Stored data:
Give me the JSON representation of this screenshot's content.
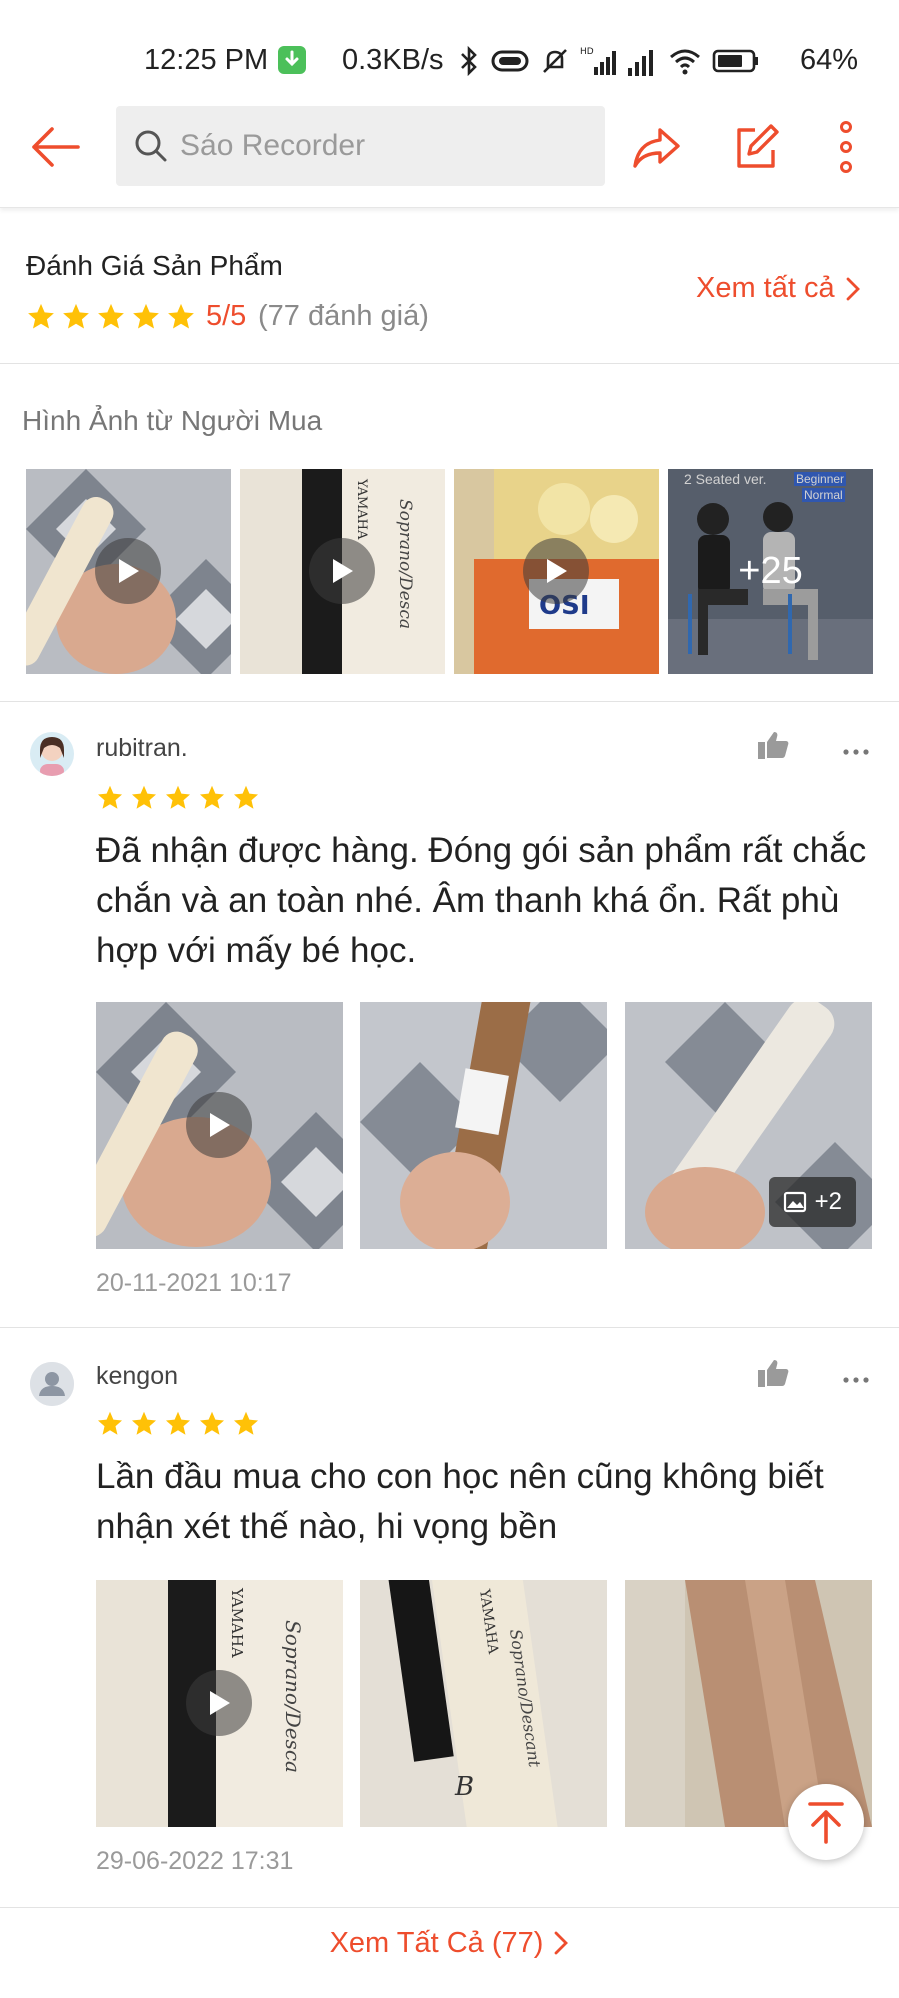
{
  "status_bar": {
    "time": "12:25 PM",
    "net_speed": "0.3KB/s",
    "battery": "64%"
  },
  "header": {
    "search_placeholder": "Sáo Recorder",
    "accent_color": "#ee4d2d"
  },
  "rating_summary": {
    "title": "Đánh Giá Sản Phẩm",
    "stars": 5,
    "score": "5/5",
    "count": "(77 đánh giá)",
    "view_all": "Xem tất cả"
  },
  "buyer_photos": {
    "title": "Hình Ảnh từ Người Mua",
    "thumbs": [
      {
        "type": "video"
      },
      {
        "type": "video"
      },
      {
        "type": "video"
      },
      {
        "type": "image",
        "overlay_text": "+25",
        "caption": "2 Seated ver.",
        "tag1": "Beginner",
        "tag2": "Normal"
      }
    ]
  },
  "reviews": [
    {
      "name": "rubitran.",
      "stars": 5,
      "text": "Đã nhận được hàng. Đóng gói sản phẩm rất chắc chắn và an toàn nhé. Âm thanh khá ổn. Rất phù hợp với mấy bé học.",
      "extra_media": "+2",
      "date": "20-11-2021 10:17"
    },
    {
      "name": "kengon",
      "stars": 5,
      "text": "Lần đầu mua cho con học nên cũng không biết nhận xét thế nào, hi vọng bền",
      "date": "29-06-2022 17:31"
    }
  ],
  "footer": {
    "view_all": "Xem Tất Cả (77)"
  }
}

§ **Goal of the exercise**:
Verbatim reproduction of every record is required; images are left out.

§ **Answer for the task**:
Give me the JSON representation of this screenshot's content.
{
  "status_bar": {
    "time": "12:25 PM",
    "net_speed": "0.3KB/s",
    "battery": "64%"
  },
  "header": {
    "search_placeholder": "Sáo Recorder",
    "accent_color": "#ee4d2d"
  },
  "rating_summary": {
    "title": "Đánh Giá Sản Phẩm",
    "stars": 5,
    "score": "5/5",
    "count": "(77 đánh giá)",
    "view_all": "Xem tất cả"
  },
  "buyer_photos": {
    "title": "Hình Ảnh từ Người Mua",
    "thumbs": [
      {
        "type": "video"
      },
      {
        "type": "video"
      },
      {
        "type": "video"
      },
      {
        "type": "image",
        "overlay_text": "+25",
        "caption": "2 Seated ver.",
        "tag1": "Beginner",
        "tag2": "Normal"
      }
    ]
  },
  "reviews": [
    {
      "name": "rubitran.",
      "stars": 5,
      "text": "Đã nhận được hàng. Đóng gói sản phẩm rất chắc chắn và an toàn nhé. Âm thanh khá ổn. Rất phù hợp với mấy bé học.",
      "extra_media": "+2",
      "date": "20-11-2021 10:17"
    },
    {
      "name": "kengon",
      "stars": 5,
      "text": "Lần đầu mua cho con học nên cũng không biết nhận xét thế nào, hi vọng bền",
      "date": "29-06-2022 17:31"
    }
  ],
  "footer": {
    "view_all": "Xem Tất Cả (77)"
  }
}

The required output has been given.